= TASK =
Below are the records; reproduce all of them exactly but without any images.

= RECORDED INFORMATION =

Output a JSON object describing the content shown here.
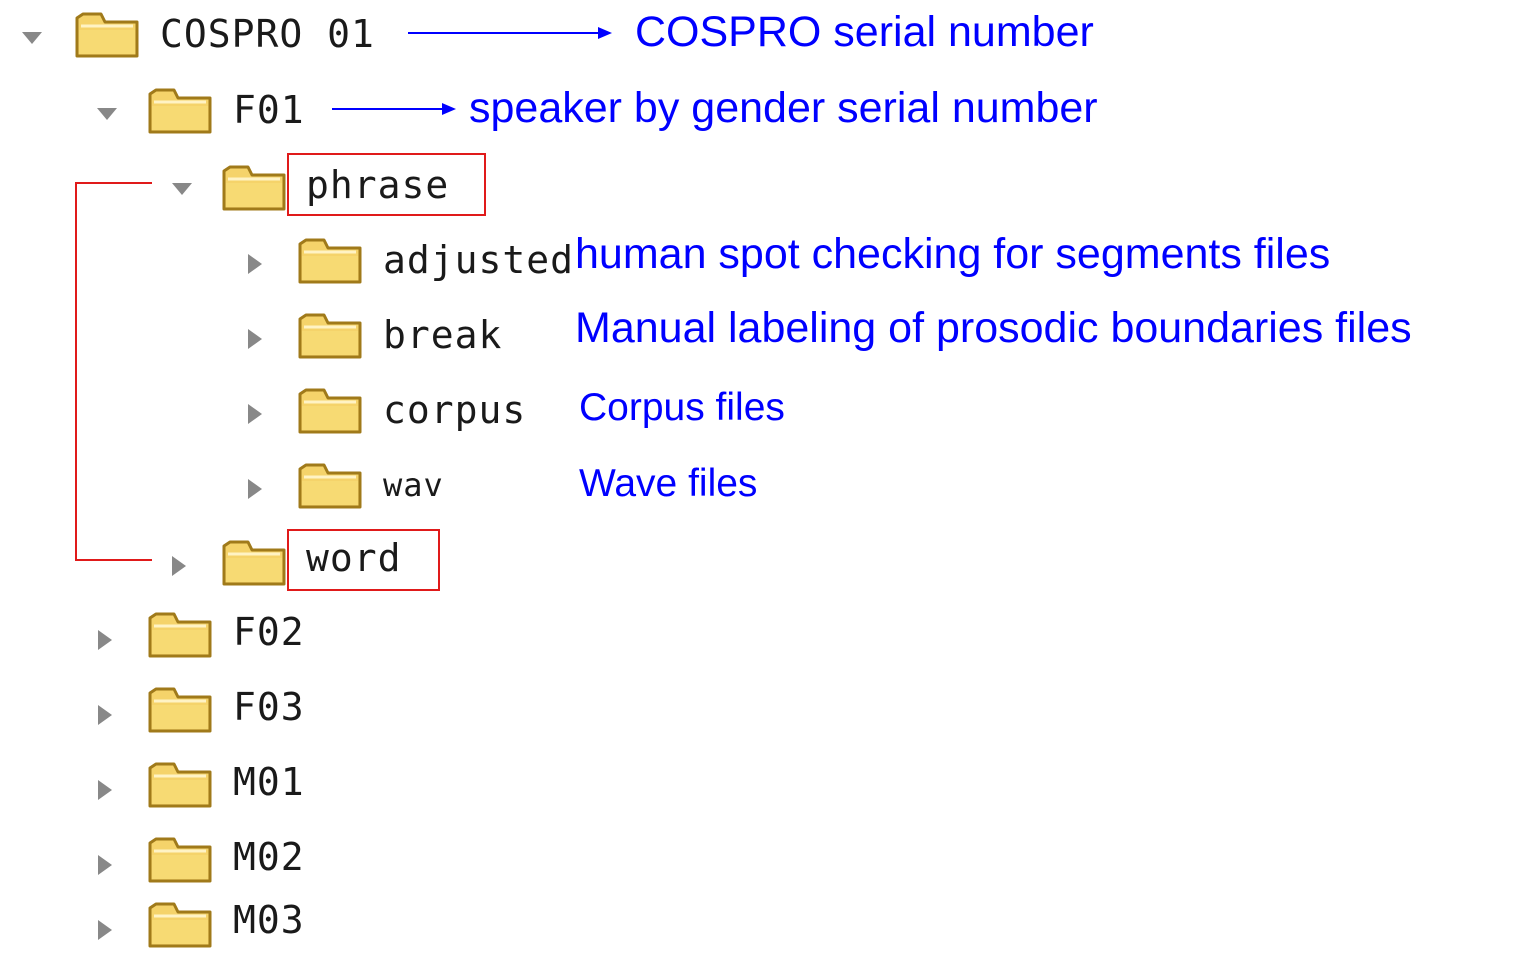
{
  "tree": {
    "root": {
      "label": "COSPRO 01",
      "expanded": true
    },
    "speaker_f01": {
      "label": "F01",
      "expanded": true
    },
    "phrase": {
      "label": "phrase",
      "expanded": true
    },
    "adjusted": {
      "label": "adjusted",
      "expanded": false
    },
    "break": {
      "label": "break",
      "expanded": false
    },
    "corpus": {
      "label": "corpus",
      "expanded": false
    },
    "wav": {
      "label": "wav",
      "expanded": false
    },
    "word": {
      "label": "word",
      "expanded": false
    },
    "speaker_f02": {
      "label": "F02",
      "expanded": false
    },
    "speaker_f03": {
      "label": "F03",
      "expanded": false
    },
    "speaker_m01": {
      "label": "M01",
      "expanded": false
    },
    "speaker_m02": {
      "label": "M02",
      "expanded": false
    },
    "speaker_m03": {
      "label": "M03",
      "expanded": false
    }
  },
  "annotations": {
    "root": "COSPRO serial number",
    "speaker": "speaker by gender serial number",
    "adjusted": "human spot checking for segments files",
    "break": "Manual  labeling of prosodic boundaries files",
    "corpus": "Corpus files",
    "wav": "Wave files"
  },
  "colors": {
    "annotation_text": "#0000ff",
    "highlight_box": "#e01a1a",
    "folder_fill": "#f5d36a",
    "folder_outline": "#a07a1a",
    "triangle": "#888888"
  },
  "icons": {
    "expanded": "triangle-down-icon",
    "collapsed": "triangle-right-icon",
    "folder": "folder-icon"
  }
}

= SOLUTION TO THE EXERCISE =
Output a JSON object describing the content shown here.
{
  "tree": {
    "root": {
      "label": "COSPRO 01",
      "expanded": true
    },
    "speaker_f01": {
      "label": "F01",
      "expanded": true
    },
    "phrase": {
      "label": "phrase",
      "expanded": true
    },
    "adjusted": {
      "label": "adjusted",
      "expanded": false
    },
    "break": {
      "label": "break",
      "expanded": false
    },
    "corpus": {
      "label": "corpus",
      "expanded": false
    },
    "wav": {
      "label": "wav",
      "expanded": false
    },
    "word": {
      "label": "word",
      "expanded": false
    },
    "speaker_f02": {
      "label": "F02",
      "expanded": false
    },
    "speaker_f03": {
      "label": "F03",
      "expanded": false
    },
    "speaker_m01": {
      "label": "M01",
      "expanded": false
    },
    "speaker_m02": {
      "label": "M02",
      "expanded": false
    },
    "speaker_m03": {
      "label": "M03",
      "expanded": false
    }
  },
  "annotations": {
    "root": "COSPRO serial number",
    "speaker": "speaker by gender serial number",
    "adjusted": "human spot checking for segments files",
    "break": "Manual  labeling of prosodic boundaries files",
    "corpus": "Corpus files",
    "wav": "Wave files"
  },
  "colors": {
    "annotation_text": "#0000ff",
    "highlight_box": "#e01a1a",
    "folder_fill": "#f5d36a",
    "folder_outline": "#a07a1a",
    "triangle": "#888888"
  },
  "icons": {
    "expanded": "triangle-down-icon",
    "collapsed": "triangle-right-icon",
    "folder": "folder-icon"
  }
}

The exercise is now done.